Extracted text:
▼
Single by Lena
- Released: 6 June 2017
- Length: 3:30
- Label: Lena; Universal;
- Songwriter(s): Lena Meyer-Landrut; Vincent Stein; Nico Wellenbrink; Jamie Hartman; Konstantin Scherer;

Lena singles chronology
| "Lost in You" (2017) | "If I Wasn't Your Daughter" (2017) | "Thank You" (2018) |

= If I Wasn't Your Daughter =

"If I Wasn't Your Daughter" is a song by German singer Lena Meyer-Landrut. It was written by Meyer-Landrut along with Vincent Stein, Nico Wellenbrink, Jamie Hartman, and Konstantin Scherer. The ballad was released on 6 June 2017, coinciding with its stage premiere on the fourth season of the Sing meinen Song – Das Tauschkonzert, the German version of The Best Singers series.

==Background==
Lyrically, the song talks about Meyer-Landrut's relationship with her father Ladislas von Karatsony, the son of Andreas Meyer-Landrut, who left the family when she was two years old. Shortly before the Eurovision Song Contest 2010 Lena's father gave an interview with the German tabloid Bild where he stated that he would not come into contact with her yet, but that a place is "always free on [his] table".

==Chart performance==
Upon Meyer-Landrut's performance on Sing meinen Song – Das Tauschkonzert, "If I Wasn't Your Daughter" temporarily reached the top of the German iTunes Charts. In the week of 9 June 2017, it debuted at number 42 on the German Singles Chart. In its second chart week it reached number 35 on the German Single Charts.
▲
Available data:
▼
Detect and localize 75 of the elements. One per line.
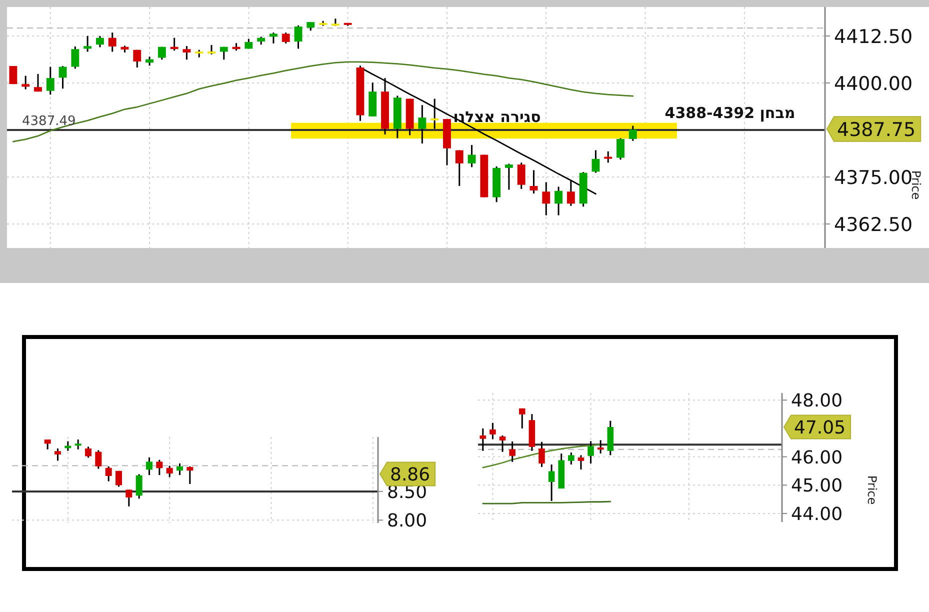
▲
Task requirements:
**a)** Decide whether each statement below agrees with the article on the song "If I Wasn't Your Daughter." Answer yes or no for each, and quote the article's deciding words exactly. (i) The song debuted at number 42 on the German Singles Chart. (ii) Meyer-Landrut wrote the song alone. (iii) The song reached number 35 in its third chart week.
**b)** Write out the part of the article on the song "If I Wasn't Your Daughter" between "Single by Lena" and "Best Singers series.", inclusive.
**c)** Extend the article on the song "If I Wasn't Your Daughter" from the point where it stops.

Responses per task:
**a)**
(i) Yes: "it debuted at number 42 on the German Singles Chart"
(ii) No: "It was written by Meyer-Landrut along with Vincent Stein, Nico Wellenbrink, Jamie Hartman, and Konstantin Scherer."
(iii) No: "In its second chart week it reached number 35 on the German Single Charts."

**b)**
Single by Lena
- Released: 6 June 2017
- Length: 3:30
- Label: Lena; Universal;
- Songwriter(s): Lena Meyer-Landrut; Vincent Stein; Nico Wellenbrink; Jamie Hartman; Konstantin Scherer;

Lena singles chronology
| "Lost in You" (2017) | "If I Wasn't Your Daughter" (2017) | "Thank You" (2018) |

= If I Wasn't Your Daughter =

"If I Wasn't Your Daughter" is a song by German singer Lena Meyer-Landrut. It was written by Meyer-Landrut along with Vincent Stein, Nico Wellenbrink, Jamie Hartman, and Konstantin Scherer. The ballad was released on 6 June 2017, coinciding with its stage premiere on the fourth season of the Sing meinen Song – Das Tauschkonzert, the German version of The Best Singers series.

**c)**
==Music video==
An accompanying music video for "If I Wasn't Your Daughter" was directed and edited by Vi-Dan Tran. It marked his third collaboration with Meyer-Landrut following his work on "Catapult" und "Home". Filmed at night throughout Berlin-Mitte, including locations such as Potsdamer Platz, it was produced by Max von Helldorff for BNTB-Agency, based on idea by Meyer-Landrut and her stylist Philipp Koch-Verheyen. Khoa Huynh served as a camera assistant, while second camera was handled by Max von Helldorff. The final video premiered online on 6 June 2017.

==Live performances==
Meyer-Landrut performed the song live for the first time on Sing meinen Song – Das Tauschkonzert on 6 June 2017 in an episode dedicated to her. Her performance received critical acclaim. She also performed the song on Markus Lanz on ZDF on 21 June, to critical acclaim.

==Track listing==

Digital download
| No. | Title | Length |
|---|---|---|
| 1. | "If I Wasn't Your Daughter" (acoustic version) | 3:22 |

==Charts==

Weekly chart performance for "If I Wasn't Your Daughter"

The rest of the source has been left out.